• _WHAT TO PRODUCE_: Pull every "JSON" line out of the data below.

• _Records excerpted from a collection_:
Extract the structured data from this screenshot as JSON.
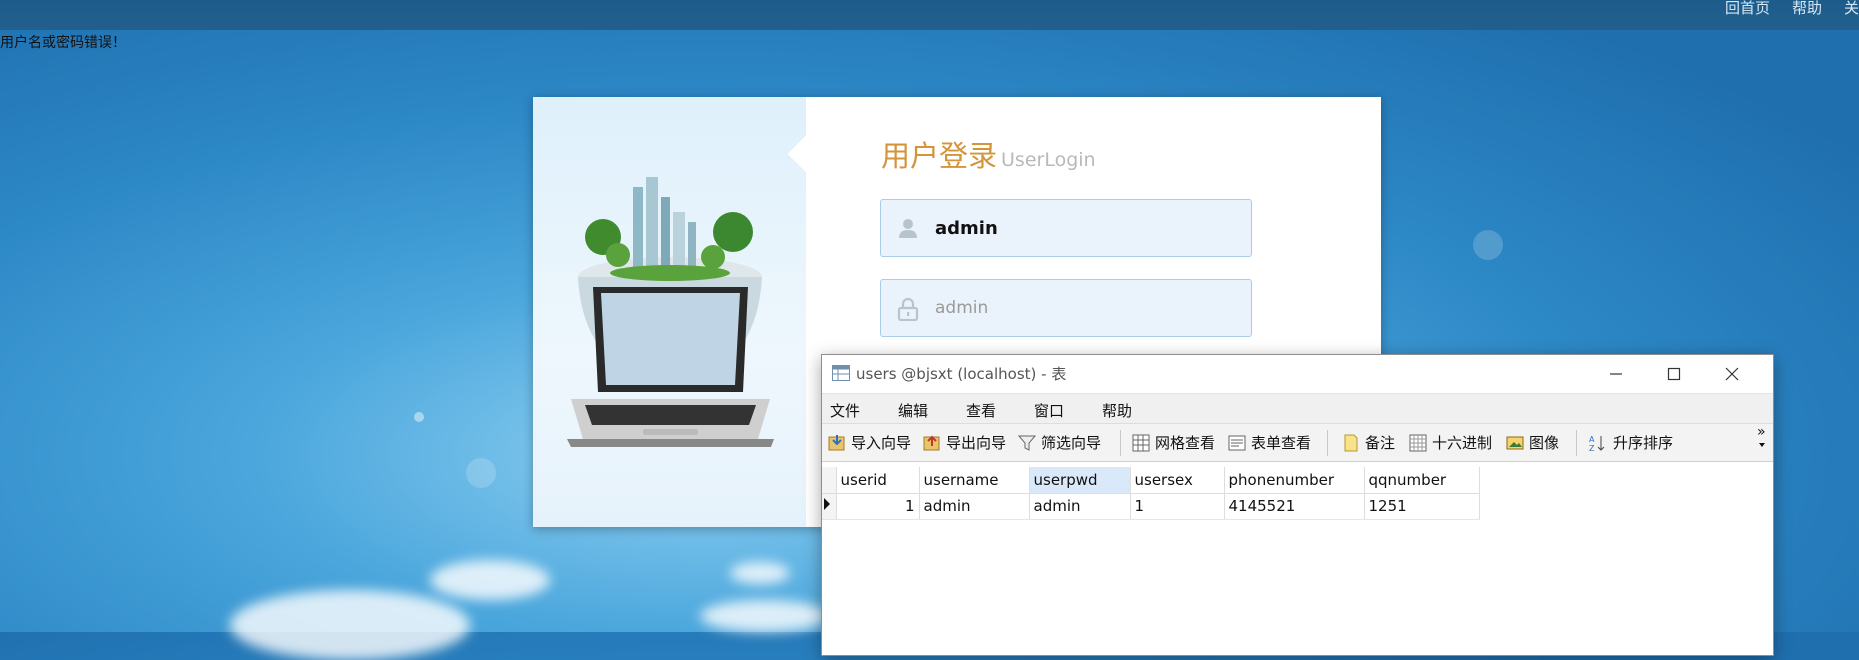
{
  "top_nav": {
    "items": [
      "回首页",
      "帮助",
      "关"
    ]
  },
  "error_message": "用户名或密码错误！",
  "login": {
    "title_cn": "用户登录",
    "title_en": "UserLogin",
    "username_value": "admin",
    "password_placeholder": "admin"
  },
  "navicat_window": {
    "title": "users @bjsxt (localhost) - 表",
    "menu": [
      "文件",
      "编辑",
      "查看",
      "窗口",
      "帮助"
    ],
    "toolbar": {
      "import_wizard": "导入向导",
      "export_wizard": "导出向导",
      "filter_wizard": "筛选向导",
      "grid_view": "网格查看",
      "form_view": "表单查看",
      "memo": "备注",
      "hex": "十六进制",
      "image": "图像",
      "sort_asc": "升序排序",
      "more": "»"
    },
    "table": {
      "columns": [
        "userid",
        "username",
        "userpwd",
        "usersex",
        "phonenumber",
        "qqnumber"
      ],
      "selected_column": "userpwd",
      "rows": [
        [
          "1",
          "admin",
          "admin",
          "1",
          "4145521",
          "1251"
        ]
      ]
    }
  },
  "colors": {
    "title_accent": "#d4943a",
    "background_blue": "#2d88c6",
    "topbar": "#1c5c8b"
  }
}
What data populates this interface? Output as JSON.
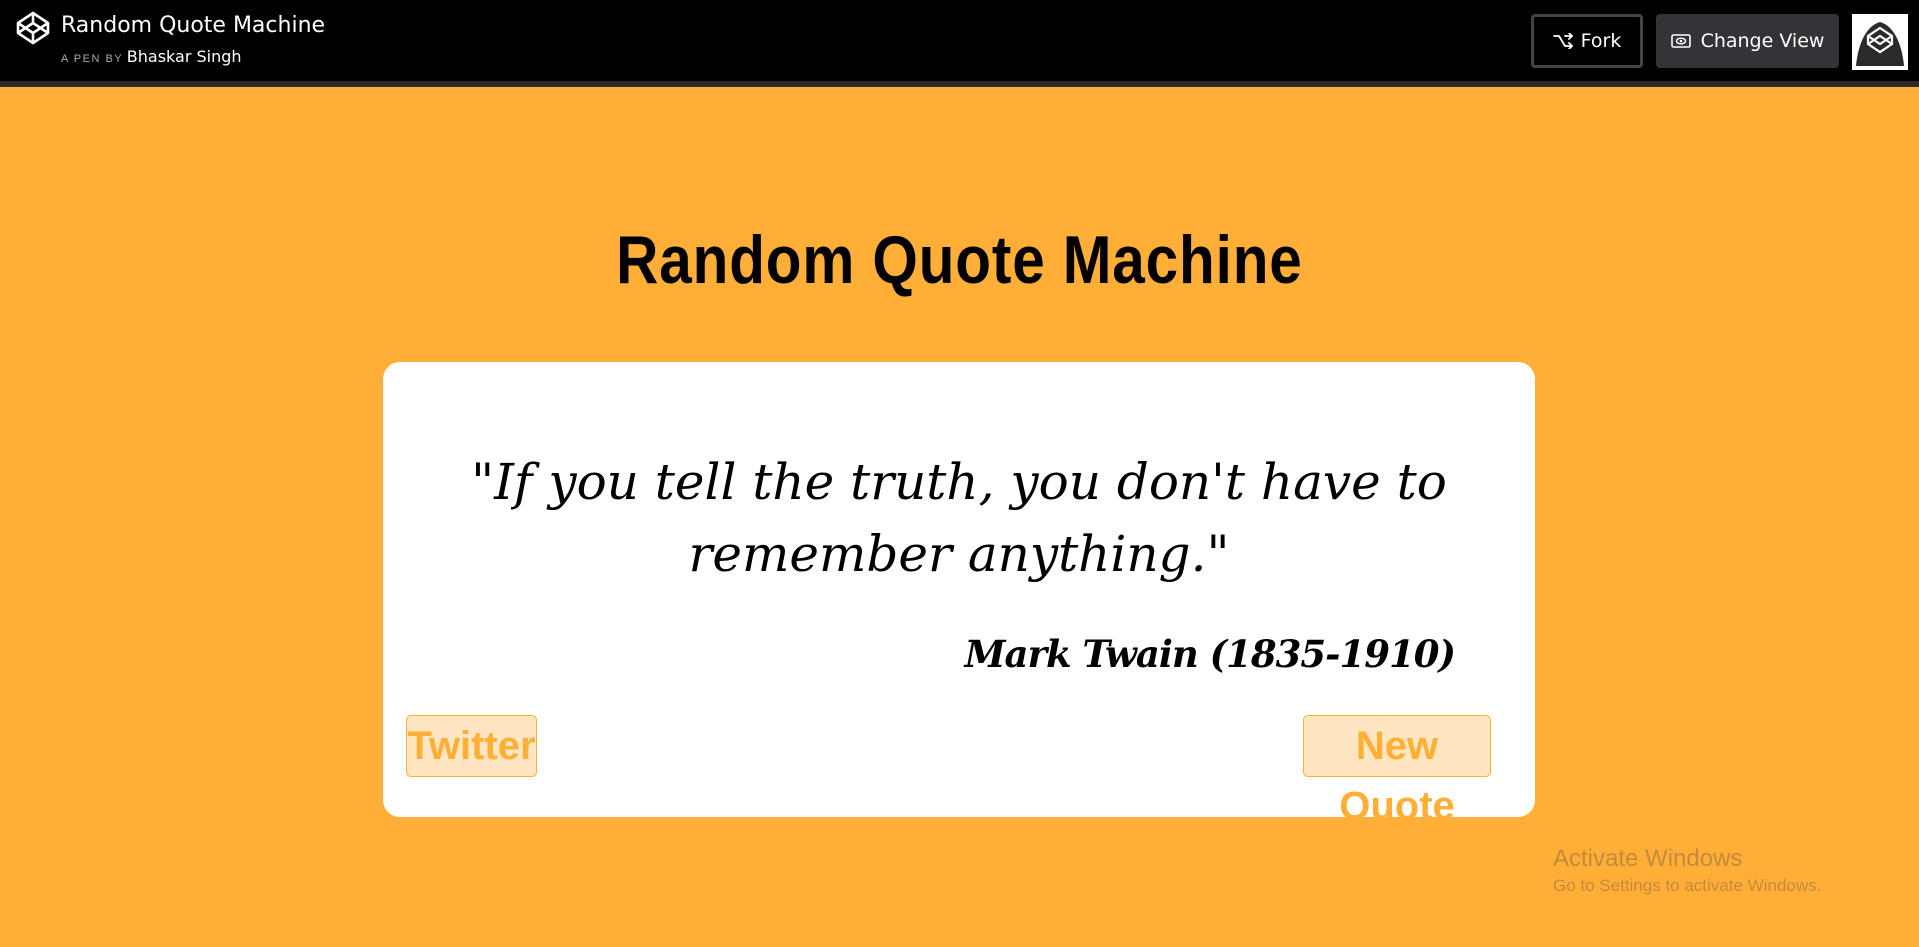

• _ANSWER TO THE EXERCISE_:
Extract the structured data from this screenshot as JSON.
What data populates this interface? Output as JSON.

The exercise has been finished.